What is needed: Return every line of the data below that includes the string "cells".

Items from a data source
_ _ _ _ _
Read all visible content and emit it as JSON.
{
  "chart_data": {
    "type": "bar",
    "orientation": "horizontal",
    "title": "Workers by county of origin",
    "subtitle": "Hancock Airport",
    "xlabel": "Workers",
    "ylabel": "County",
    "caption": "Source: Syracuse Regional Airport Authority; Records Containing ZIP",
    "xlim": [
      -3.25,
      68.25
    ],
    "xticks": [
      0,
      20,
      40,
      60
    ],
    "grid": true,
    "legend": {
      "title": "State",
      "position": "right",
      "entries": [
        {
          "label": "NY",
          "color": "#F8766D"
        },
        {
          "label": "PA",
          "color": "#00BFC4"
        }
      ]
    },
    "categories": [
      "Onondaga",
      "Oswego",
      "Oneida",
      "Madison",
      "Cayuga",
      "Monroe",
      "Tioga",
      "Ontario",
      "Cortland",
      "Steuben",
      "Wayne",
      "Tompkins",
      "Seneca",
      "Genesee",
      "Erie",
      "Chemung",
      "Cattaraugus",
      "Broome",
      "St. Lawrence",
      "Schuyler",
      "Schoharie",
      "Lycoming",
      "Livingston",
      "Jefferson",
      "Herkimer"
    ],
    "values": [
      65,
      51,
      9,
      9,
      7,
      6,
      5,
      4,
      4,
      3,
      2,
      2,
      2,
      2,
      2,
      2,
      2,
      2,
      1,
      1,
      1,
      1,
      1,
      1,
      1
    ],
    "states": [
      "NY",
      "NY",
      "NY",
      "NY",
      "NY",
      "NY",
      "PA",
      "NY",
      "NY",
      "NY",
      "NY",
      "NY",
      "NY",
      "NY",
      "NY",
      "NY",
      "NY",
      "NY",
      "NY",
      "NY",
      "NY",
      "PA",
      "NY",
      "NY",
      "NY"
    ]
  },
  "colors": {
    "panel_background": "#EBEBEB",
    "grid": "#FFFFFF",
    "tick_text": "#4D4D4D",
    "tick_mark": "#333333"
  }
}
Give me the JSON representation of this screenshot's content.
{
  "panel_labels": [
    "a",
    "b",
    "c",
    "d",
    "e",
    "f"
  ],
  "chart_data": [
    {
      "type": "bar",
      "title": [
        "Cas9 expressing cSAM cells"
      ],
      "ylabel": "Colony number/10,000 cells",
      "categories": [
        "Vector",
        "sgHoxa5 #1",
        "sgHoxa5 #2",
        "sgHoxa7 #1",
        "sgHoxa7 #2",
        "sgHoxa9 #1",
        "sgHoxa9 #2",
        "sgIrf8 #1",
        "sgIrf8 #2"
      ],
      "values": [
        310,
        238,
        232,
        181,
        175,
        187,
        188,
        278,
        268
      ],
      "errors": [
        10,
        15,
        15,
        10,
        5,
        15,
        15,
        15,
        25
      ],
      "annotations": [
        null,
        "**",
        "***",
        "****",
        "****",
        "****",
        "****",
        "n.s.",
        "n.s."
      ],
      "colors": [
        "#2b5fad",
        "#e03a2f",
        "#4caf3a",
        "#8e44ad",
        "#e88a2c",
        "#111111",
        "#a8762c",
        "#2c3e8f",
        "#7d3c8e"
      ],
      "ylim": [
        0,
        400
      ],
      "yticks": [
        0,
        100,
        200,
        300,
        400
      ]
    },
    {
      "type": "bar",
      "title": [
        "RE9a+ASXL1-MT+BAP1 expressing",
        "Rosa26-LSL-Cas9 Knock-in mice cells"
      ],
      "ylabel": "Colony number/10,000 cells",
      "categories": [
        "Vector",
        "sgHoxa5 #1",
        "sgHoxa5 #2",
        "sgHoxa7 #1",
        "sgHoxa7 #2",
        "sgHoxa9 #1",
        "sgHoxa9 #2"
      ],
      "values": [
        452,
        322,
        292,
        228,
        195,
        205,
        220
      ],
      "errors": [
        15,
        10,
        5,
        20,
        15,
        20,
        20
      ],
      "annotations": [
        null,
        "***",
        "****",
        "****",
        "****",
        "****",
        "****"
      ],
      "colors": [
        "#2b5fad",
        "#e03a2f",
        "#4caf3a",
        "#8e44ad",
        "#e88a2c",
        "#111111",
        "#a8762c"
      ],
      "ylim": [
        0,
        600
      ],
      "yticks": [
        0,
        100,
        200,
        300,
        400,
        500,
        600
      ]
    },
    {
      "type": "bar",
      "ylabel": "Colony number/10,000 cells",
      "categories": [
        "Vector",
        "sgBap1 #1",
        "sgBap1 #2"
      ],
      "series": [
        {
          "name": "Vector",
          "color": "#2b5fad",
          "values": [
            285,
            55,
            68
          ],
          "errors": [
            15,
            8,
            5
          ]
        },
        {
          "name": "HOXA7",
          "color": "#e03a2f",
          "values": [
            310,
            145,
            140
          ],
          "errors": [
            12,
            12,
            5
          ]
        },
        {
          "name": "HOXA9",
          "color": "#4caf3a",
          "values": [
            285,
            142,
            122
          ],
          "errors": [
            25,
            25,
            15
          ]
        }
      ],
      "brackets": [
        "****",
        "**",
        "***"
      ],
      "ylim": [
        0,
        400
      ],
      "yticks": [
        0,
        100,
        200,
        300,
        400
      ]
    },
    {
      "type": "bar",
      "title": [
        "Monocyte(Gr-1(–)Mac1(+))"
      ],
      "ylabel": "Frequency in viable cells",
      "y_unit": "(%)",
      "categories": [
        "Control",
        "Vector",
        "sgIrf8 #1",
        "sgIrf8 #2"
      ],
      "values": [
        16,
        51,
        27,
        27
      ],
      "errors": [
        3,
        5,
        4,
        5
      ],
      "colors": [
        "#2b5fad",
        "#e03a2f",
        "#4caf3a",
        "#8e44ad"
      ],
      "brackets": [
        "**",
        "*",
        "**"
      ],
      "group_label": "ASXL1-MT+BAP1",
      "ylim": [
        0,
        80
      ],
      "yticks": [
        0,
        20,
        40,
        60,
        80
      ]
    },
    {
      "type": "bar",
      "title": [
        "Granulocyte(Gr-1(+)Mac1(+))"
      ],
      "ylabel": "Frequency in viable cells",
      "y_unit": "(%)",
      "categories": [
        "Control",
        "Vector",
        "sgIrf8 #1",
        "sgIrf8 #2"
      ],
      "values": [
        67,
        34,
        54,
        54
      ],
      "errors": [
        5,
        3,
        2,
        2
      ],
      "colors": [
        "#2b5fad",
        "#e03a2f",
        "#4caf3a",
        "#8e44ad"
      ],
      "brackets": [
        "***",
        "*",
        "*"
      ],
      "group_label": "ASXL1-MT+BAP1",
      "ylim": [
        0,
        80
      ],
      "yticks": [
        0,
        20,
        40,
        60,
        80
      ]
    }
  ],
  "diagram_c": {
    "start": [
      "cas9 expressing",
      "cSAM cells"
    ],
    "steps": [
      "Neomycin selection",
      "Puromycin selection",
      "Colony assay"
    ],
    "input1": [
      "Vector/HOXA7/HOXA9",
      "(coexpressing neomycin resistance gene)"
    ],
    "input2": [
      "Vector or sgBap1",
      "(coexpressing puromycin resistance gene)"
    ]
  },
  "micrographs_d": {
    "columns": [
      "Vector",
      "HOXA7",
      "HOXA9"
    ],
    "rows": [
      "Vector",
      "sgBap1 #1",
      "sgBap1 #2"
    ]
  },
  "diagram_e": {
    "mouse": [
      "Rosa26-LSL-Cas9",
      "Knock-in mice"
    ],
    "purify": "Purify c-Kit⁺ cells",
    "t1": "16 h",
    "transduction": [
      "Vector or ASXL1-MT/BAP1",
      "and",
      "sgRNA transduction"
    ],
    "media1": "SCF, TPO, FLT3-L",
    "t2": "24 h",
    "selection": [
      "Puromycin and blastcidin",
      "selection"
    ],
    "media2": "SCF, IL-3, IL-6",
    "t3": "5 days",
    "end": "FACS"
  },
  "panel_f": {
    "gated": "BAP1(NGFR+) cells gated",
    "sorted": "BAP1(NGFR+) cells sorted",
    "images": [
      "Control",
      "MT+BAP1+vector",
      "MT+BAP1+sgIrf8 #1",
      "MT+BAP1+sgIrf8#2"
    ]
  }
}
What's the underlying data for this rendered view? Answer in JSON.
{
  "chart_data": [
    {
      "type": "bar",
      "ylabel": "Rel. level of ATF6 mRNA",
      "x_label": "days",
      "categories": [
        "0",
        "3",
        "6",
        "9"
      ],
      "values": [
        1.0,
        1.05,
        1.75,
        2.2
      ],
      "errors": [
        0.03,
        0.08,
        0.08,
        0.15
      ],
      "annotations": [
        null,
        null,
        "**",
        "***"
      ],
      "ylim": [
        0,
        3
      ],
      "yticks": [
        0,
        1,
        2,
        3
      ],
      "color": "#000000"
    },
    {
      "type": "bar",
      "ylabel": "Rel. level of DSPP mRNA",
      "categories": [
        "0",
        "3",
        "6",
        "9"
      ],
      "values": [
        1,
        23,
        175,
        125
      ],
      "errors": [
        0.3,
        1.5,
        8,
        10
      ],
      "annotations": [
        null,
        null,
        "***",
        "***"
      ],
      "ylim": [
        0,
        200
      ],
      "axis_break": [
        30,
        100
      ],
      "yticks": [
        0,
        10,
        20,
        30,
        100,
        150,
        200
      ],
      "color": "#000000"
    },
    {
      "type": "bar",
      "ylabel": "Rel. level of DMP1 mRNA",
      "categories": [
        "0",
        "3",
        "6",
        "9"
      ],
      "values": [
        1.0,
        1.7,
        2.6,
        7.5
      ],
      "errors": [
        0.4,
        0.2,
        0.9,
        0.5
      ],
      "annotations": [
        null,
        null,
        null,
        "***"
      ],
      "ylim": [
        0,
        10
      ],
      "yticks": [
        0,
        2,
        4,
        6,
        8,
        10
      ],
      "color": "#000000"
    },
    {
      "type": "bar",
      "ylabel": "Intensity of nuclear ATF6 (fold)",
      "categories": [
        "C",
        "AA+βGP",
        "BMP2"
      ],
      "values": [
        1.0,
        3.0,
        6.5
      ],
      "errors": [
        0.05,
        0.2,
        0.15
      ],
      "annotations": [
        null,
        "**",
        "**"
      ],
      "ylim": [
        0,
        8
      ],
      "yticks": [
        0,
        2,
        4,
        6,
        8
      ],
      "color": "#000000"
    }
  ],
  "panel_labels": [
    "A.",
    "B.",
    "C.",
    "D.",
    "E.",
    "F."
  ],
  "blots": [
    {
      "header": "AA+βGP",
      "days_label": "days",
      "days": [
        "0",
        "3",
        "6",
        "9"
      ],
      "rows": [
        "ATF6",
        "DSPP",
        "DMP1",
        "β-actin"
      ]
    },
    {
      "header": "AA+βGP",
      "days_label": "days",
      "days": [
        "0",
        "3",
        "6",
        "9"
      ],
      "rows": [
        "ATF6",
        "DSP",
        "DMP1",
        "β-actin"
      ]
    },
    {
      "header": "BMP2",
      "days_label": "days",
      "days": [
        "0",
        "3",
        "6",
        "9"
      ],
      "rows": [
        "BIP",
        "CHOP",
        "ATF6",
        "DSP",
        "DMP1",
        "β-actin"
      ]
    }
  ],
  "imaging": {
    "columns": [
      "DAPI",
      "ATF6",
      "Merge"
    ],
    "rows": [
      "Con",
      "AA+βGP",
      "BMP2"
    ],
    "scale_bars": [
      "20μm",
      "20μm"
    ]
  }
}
_ _ _ _ _
Exercise result:
        "Cas9 expressing cSAM cells"
      "ylabel": "Colony number/10,000 cells",
        "Rosa26-LSL-Cas9 Knock-in mice cells"
      "ylabel": "Colony number/10,000 cells",
      "ylabel": "Colony number/10,000 cells",
      "ylabel": "Frequency in viable cells",
      "ylabel": "Frequency in viable cells",
      "cSAM cells"
    "purify": "Purify c-Kit⁺ cells",
    "gated": "BAP1(NGFR+) cells gated",
    "sorted": "BAP1(NGFR+) cells sorted",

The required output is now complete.